STATED EXERCISE
Repeat, exactly and completely, the material that follows. Omit the pictures.

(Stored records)
— START —
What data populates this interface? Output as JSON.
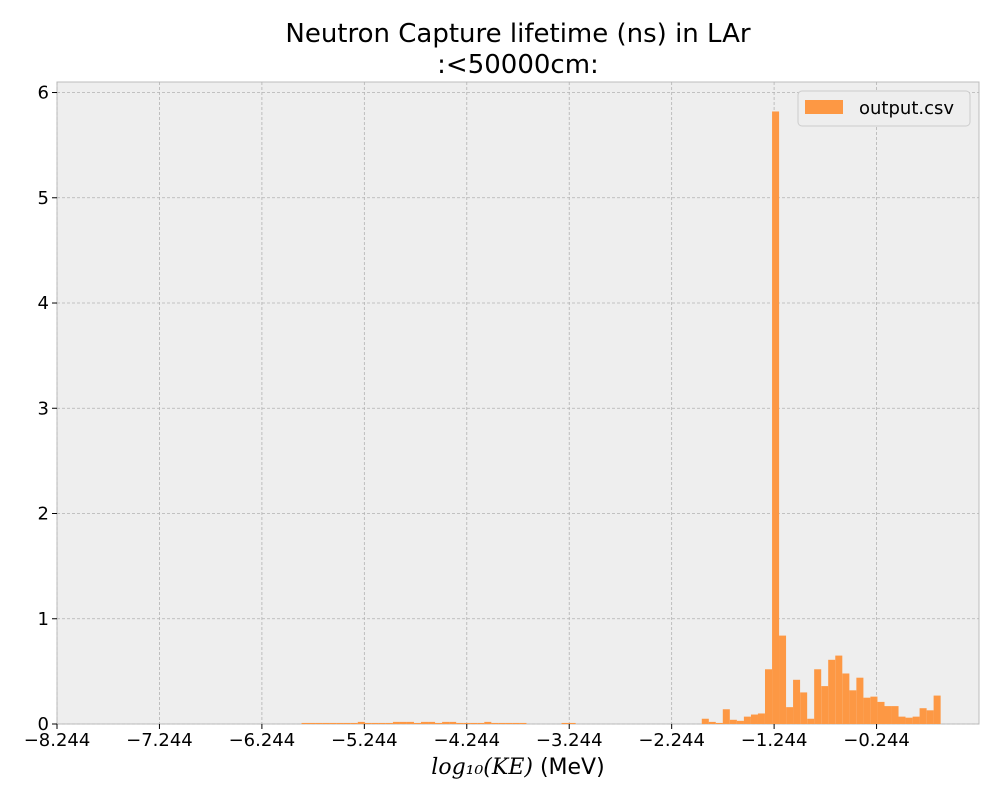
{
  "chart_data": {
    "type": "bar",
    "title": "Neutron Capture lifetime (ns) in LAr",
    "subtitle": ":<50000cm:",
    "xlabel_math": "log₁₀(KE)",
    "xlabel_unit": " (MeV)",
    "ylabel": "",
    "xlim": [
      -8.244,
      0.756
    ],
    "ylim": [
      0,
      6.1
    ],
    "xticks": [
      -8.244,
      -7.244,
      -6.244,
      -5.244,
      -4.244,
      -3.244,
      -2.244,
      -1.244,
      -0.244
    ],
    "xtick_labels": [
      "−8.244",
      "−7.244",
      "−6.244",
      "−5.244",
      "−4.244",
      "−3.244",
      "−2.244",
      "−1.244",
      "−0.244"
    ],
    "yticks": [
      0,
      1,
      2,
      3,
      4,
      5,
      6
    ],
    "ytick_labels": [
      "0",
      "1",
      "2",
      "3",
      "4",
      "5",
      "6"
    ],
    "grid": true,
    "legend_position": "top-right",
    "series": [
      {
        "name": "output.csv",
        "color": "#fd9844",
        "bin_width": 0.0686,
        "bins": [
          [
            -5.857,
            0.01
          ],
          [
            -5.789,
            0.01
          ],
          [
            -5.72,
            0.01
          ],
          [
            -5.651,
            0.01
          ],
          [
            -5.583,
            0.01
          ],
          [
            -5.514,
            0.01
          ],
          [
            -5.446,
            0.01
          ],
          [
            -5.377,
            0.01
          ],
          [
            -5.308,
            0.02
          ],
          [
            -5.24,
            0.01
          ],
          [
            -5.171,
            0.01
          ],
          [
            -5.103,
            0.01
          ],
          [
            -5.034,
            0.01
          ],
          [
            -4.965,
            0.02
          ],
          [
            -4.897,
            0.02
          ],
          [
            -4.828,
            0.02
          ],
          [
            -4.759,
            0.01
          ],
          [
            -4.691,
            0.02
          ],
          [
            -4.622,
            0.02
          ],
          [
            -4.554,
            0.01
          ],
          [
            -4.485,
            0.02
          ],
          [
            -4.416,
            0.02
          ],
          [
            -4.348,
            0.01
          ],
          [
            -4.279,
            0.01
          ],
          [
            -4.211,
            0.01
          ],
          [
            -4.142,
            0.01
          ],
          [
            -4.073,
            0.02
          ],
          [
            -4.005,
            0.01
          ],
          [
            -3.936,
            0.01
          ],
          [
            -3.868,
            0.01
          ],
          [
            -3.799,
            0.01
          ],
          [
            -3.73,
            0.01
          ],
          [
            -3.319,
            0.01
          ],
          [
            -3.25,
            0.01
          ],
          [
            -1.95,
            0.05
          ],
          [
            -1.882,
            0.02
          ],
          [
            -1.813,
            0.01
          ],
          [
            -1.745,
            0.14
          ],
          [
            -1.676,
            0.04
          ],
          [
            -1.607,
            0.03
          ],
          [
            -1.539,
            0.07
          ],
          [
            -1.47,
            0.09
          ],
          [
            -1.402,
            0.1
          ],
          [
            -1.333,
            0.52
          ],
          [
            -1.264,
            5.82
          ],
          [
            -1.196,
            0.84
          ],
          [
            -1.127,
            0.16
          ],
          [
            -1.059,
            0.42
          ],
          [
            -0.99,
            0.3
          ],
          [
            -0.921,
            0.05
          ],
          [
            -0.853,
            0.52
          ],
          [
            -0.784,
            0.36
          ],
          [
            -0.716,
            0.61
          ],
          [
            -0.647,
            0.65
          ],
          [
            -0.578,
            0.48
          ],
          [
            -0.51,
            0.32
          ],
          [
            -0.441,
            0.44
          ],
          [
            -0.373,
            0.25
          ],
          [
            -0.304,
            0.26
          ],
          [
            -0.235,
            0.21
          ],
          [
            -0.167,
            0.17
          ],
          [
            -0.098,
            0.17
          ],
          [
            -0.03,
            0.07
          ],
          [
            0.039,
            0.06
          ],
          [
            0.108,
            0.07
          ],
          [
            0.176,
            0.15
          ],
          [
            0.245,
            0.13
          ],
          [
            0.313,
            0.27
          ]
        ]
      }
    ]
  }
}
— END —
RESPONSE
What data populates this interface? Output as JSON.
{
  "chart_data": {
    "type": "bar",
    "title": "Neutron Capture lifetime (ns) in LAr",
    "subtitle": ":<50000cm:",
    "xlabel_math": "log₁₀(KE)",
    "xlabel_unit": " (MeV)",
    "ylabel": "",
    "xlim": [
      -8.244,
      0.756
    ],
    "ylim": [
      0,
      6.1
    ],
    "xticks": [
      -8.244,
      -7.244,
      -6.244,
      -5.244,
      -4.244,
      -3.244,
      -2.244,
      -1.244,
      -0.244
    ],
    "xtick_labels": [
      "−8.244",
      "−7.244",
      "−6.244",
      "−5.244",
      "−4.244",
      "−3.244",
      "−2.244",
      "−1.244",
      "−0.244"
    ],
    "yticks": [
      0,
      1,
      2,
      3,
      4,
      5,
      6
    ],
    "ytick_labels": [
      "0",
      "1",
      "2",
      "3",
      "4",
      "5",
      "6"
    ],
    "grid": true,
    "legend_position": "top-right",
    "series": [
      {
        "name": "output.csv",
        "color": "#fd9844",
        "bin_width": 0.0686,
        "bins": [
          [
            -5.857,
            0.01
          ],
          [
            -5.789,
            0.01
          ],
          [
            -5.72,
            0.01
          ],
          [
            -5.651,
            0.01
          ],
          [
            -5.583,
            0.01
          ],
          [
            -5.514,
            0.01
          ],
          [
            -5.446,
            0.01
          ],
          [
            -5.377,
            0.01
          ],
          [
            -5.308,
            0.02
          ],
          [
            -5.24,
            0.01
          ],
          [
            -5.171,
            0.01
          ],
          [
            -5.103,
            0.01
          ],
          [
            -5.034,
            0.01
          ],
          [
            -4.965,
            0.02
          ],
          [
            -4.897,
            0.02
          ],
          [
            -4.828,
            0.02
          ],
          [
            -4.759,
            0.01
          ],
          [
            -4.691,
            0.02
          ],
          [
            -4.622,
            0.02
          ],
          [
            -4.554,
            0.01
          ],
          [
            -4.485,
            0.02
          ],
          [
            -4.416,
            0.02
          ],
          [
            -4.348,
            0.01
          ],
          [
            -4.279,
            0.01
          ],
          [
            -4.211,
            0.01
          ],
          [
            -4.142,
            0.01
          ],
          [
            -4.073,
            0.02
          ],
          [
            -4.005,
            0.01
          ],
          [
            -3.936,
            0.01
          ],
          [
            -3.868,
            0.01
          ],
          [
            -3.799,
            0.01
          ],
          [
            -3.73,
            0.01
          ],
          [
            -3.319,
            0.01
          ],
          [
            -3.25,
            0.01
          ],
          [
            -1.95,
            0.05
          ],
          [
            -1.882,
            0.02
          ],
          [
            -1.813,
            0.01
          ],
          [
            -1.745,
            0.14
          ],
          [
            -1.676,
            0.04
          ],
          [
            -1.607,
            0.03
          ],
          [
            -1.539,
            0.07
          ],
          [
            -1.47,
            0.09
          ],
          [
            -1.402,
            0.1
          ],
          [
            -1.333,
            0.52
          ],
          [
            -1.264,
            5.82
          ],
          [
            -1.196,
            0.84
          ],
          [
            -1.127,
            0.16
          ],
          [
            -1.059,
            0.42
          ],
          [
            -0.99,
            0.3
          ],
          [
            -0.921,
            0.05
          ],
          [
            -0.853,
            0.52
          ],
          [
            -0.784,
            0.36
          ],
          [
            -0.716,
            0.61
          ],
          [
            -0.647,
            0.65
          ],
          [
            -0.578,
            0.48
          ],
          [
            -0.51,
            0.32
          ],
          [
            -0.441,
            0.44
          ],
          [
            -0.373,
            0.25
          ],
          [
            -0.304,
            0.26
          ],
          [
            -0.235,
            0.21
          ],
          [
            -0.167,
            0.17
          ],
          [
            -0.098,
            0.17
          ],
          [
            -0.03,
            0.07
          ],
          [
            0.039,
            0.06
          ],
          [
            0.108,
            0.07
          ],
          [
            0.176,
            0.15
          ],
          [
            0.245,
            0.13
          ],
          [
            0.313,
            0.27
          ]
        ]
      }
    ]
  }
}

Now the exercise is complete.